Challenge: Quote every line of the data below as it stands, omitting pictures.
= = =
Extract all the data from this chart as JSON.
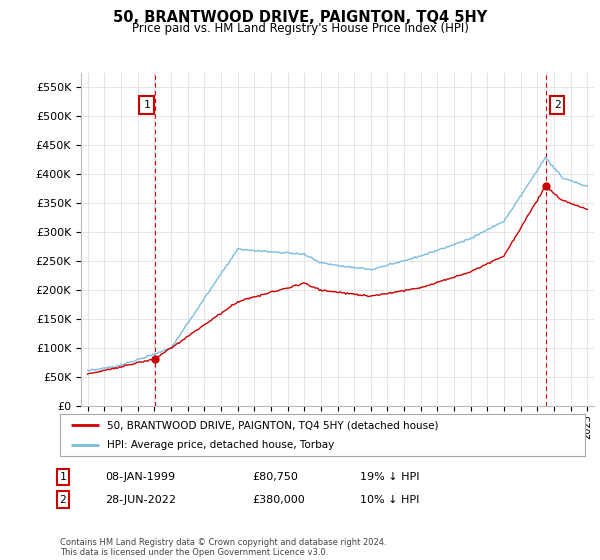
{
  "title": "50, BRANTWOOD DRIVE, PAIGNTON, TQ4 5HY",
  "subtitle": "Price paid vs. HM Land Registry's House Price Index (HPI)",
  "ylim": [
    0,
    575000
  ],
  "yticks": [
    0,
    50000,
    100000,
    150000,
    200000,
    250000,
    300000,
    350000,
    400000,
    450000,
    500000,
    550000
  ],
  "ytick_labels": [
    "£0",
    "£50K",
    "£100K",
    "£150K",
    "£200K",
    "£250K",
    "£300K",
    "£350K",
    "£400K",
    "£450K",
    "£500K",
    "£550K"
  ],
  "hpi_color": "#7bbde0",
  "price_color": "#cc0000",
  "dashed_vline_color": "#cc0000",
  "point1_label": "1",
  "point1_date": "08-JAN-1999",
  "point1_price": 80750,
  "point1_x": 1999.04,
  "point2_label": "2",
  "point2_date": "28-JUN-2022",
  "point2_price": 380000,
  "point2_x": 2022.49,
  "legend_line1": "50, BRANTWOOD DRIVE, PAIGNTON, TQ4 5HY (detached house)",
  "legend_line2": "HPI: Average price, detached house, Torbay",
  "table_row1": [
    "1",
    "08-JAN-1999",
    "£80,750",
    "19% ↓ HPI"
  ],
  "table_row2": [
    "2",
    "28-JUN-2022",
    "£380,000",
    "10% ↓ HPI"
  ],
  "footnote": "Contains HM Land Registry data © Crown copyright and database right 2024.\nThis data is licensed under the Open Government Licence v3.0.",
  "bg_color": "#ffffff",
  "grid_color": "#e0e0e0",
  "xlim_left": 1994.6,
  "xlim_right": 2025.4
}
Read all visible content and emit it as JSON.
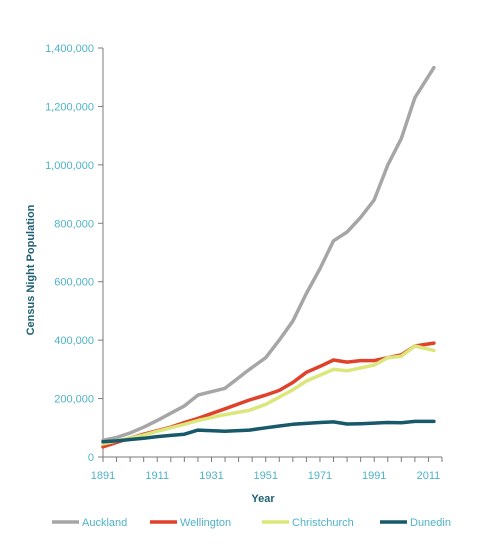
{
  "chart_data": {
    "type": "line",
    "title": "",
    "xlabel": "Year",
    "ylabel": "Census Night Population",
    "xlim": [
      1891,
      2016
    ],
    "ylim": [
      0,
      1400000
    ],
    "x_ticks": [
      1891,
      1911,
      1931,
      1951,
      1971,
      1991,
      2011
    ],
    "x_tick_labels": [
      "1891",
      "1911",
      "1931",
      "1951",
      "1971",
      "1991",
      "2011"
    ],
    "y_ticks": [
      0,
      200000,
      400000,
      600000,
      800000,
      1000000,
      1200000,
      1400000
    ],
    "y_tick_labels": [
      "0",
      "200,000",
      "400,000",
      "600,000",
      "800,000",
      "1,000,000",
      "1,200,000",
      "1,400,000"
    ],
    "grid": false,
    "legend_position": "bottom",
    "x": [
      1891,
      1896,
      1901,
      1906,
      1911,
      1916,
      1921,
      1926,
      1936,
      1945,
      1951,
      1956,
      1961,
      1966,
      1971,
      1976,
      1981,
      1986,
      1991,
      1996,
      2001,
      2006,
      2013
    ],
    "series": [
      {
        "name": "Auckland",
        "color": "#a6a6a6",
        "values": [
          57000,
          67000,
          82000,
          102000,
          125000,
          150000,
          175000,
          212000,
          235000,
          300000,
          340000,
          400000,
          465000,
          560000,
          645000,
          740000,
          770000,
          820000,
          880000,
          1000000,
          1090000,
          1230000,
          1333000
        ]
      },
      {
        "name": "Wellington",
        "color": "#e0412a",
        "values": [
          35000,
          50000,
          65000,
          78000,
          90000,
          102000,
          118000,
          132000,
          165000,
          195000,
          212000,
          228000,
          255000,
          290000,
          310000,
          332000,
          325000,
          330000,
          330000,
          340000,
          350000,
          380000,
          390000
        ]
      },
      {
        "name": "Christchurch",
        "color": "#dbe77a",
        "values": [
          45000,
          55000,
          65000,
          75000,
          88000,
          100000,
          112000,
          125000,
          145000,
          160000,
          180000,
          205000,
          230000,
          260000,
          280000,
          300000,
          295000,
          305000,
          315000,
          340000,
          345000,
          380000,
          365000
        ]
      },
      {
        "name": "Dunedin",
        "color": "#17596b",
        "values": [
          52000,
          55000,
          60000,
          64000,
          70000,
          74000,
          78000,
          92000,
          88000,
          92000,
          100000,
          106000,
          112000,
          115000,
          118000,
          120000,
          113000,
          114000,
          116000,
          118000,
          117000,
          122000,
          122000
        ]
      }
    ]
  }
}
= = =
The response:
Extract all the data from this chart as JSON.
{
  "title": "50, BRANTWOOD DRIVE, PAIGNTON, TQ4 5HY",
  "subtitle": "Price paid vs. HM Land Registry's House Price Index (HPI)",
  "ylim": [
    0,
    575000
  ],
  "yticks": [
    0,
    50000,
    100000,
    150000,
    200000,
    250000,
    300000,
    350000,
    400000,
    450000,
    500000,
    550000
  ],
  "ytick_labels": [
    "£0",
    "£50K",
    "£100K",
    "£150K",
    "£200K",
    "£250K",
    "£300K",
    "£350K",
    "£400K",
    "£450K",
    "£500K",
    "£550K"
  ],
  "hpi_color": "#7bbde0",
  "price_color": "#cc0000",
  "dashed_vline_color": "#cc0000",
  "point1_label": "1",
  "point1_date": "08-JAN-1999",
  "point1_price": 80750,
  "point1_x": 1999.04,
  "point2_label": "2",
  "point2_date": "28-JUN-2022",
  "point2_price": 380000,
  "point2_x": 2022.49,
  "legend_line1": "50, BRANTWOOD DRIVE, PAIGNTON, TQ4 5HY (detached house)",
  "legend_line2": "HPI: Average price, detached house, Torbay",
  "table_row1": [
    "1",
    "08-JAN-1999",
    "£80,750",
    "19% ↓ HPI"
  ],
  "table_row2": [
    "2",
    "28-JUN-2022",
    "£380,000",
    "10% ↓ HPI"
  ],
  "footnote": "Contains HM Land Registry data © Crown copyright and database right 2024.\nThis data is licensed under the Open Government Licence v3.0.",
  "bg_color": "#ffffff",
  "grid_color": "#e0e0e0",
  "xlim_left": 1994.6,
  "xlim_right": 2025.4
}
Read all visible content and emit it as JSON.
{
  "chart_data": {
    "type": "line",
    "title": "",
    "xlabel": "Year",
    "ylabel": "Census Night Population",
    "xlim": [
      1891,
      2016
    ],
    "ylim": [
      0,
      1400000
    ],
    "x_ticks": [
      1891,
      1911,
      1931,
      1951,
      1971,
      1991,
      2011
    ],
    "x_tick_labels": [
      "1891",
      "1911",
      "1931",
      "1951",
      "1971",
      "1991",
      "2011"
    ],
    "y_ticks": [
      0,
      200000,
      400000,
      600000,
      800000,
      1000000,
      1200000,
      1400000
    ],
    "y_tick_labels": [
      "0",
      "200,000",
      "400,000",
      "600,000",
      "800,000",
      "1,000,000",
      "1,200,000",
      "1,400,000"
    ],
    "grid": false,
    "legend_position": "bottom",
    "x": [
      1891,
      1896,
      1901,
      1906,
      1911,
      1916,
      1921,
      1926,
      1936,
      1945,
      1951,
      1956,
      1961,
      1966,
      1971,
      1976,
      1981,
      1986,
      1991,
      1996,
      2001,
      2006,
      2013
    ],
    "series": [
      {
        "name": "Auckland",
        "color": "#a6a6a6",
        "values": [
          57000,
          67000,
          82000,
          102000,
          125000,
          150000,
          175000,
          212000,
          235000,
          300000,
          340000,
          400000,
          465000,
          560000,
          645000,
          740000,
          770000,
          820000,
          880000,
          1000000,
          1090000,
          1230000,
          1333000
        ]
      },
      {
        "name": "Wellington",
        "color": "#e0412a",
        "values": [
          35000,
          50000,
          65000,
          78000,
          90000,
          102000,
          118000,
          132000,
          165000,
          195000,
          212000,
          228000,
          255000,
          290000,
          310000,
          332000,
          325000,
          330000,
          330000,
          340000,
          350000,
          380000,
          390000
        ]
      },
      {
        "name": "Christchurch",
        "color": "#dbe77a",
        "values": [
          45000,
          55000,
          65000,
          75000,
          88000,
          100000,
          112000,
          125000,
          145000,
          160000,
          180000,
          205000,
          230000,
          260000,
          280000,
          300000,
          295000,
          305000,
          315000,
          340000,
          345000,
          380000,
          365000
        ]
      },
      {
        "name": "Dunedin",
        "color": "#17596b",
        "values": [
          52000,
          55000,
          60000,
          64000,
          70000,
          74000,
          78000,
          92000,
          88000,
          92000,
          100000,
          106000,
          112000,
          115000,
          118000,
          120000,
          113000,
          114000,
          116000,
          118000,
          117000,
          122000,
          122000
        ]
      }
    ]
  }
}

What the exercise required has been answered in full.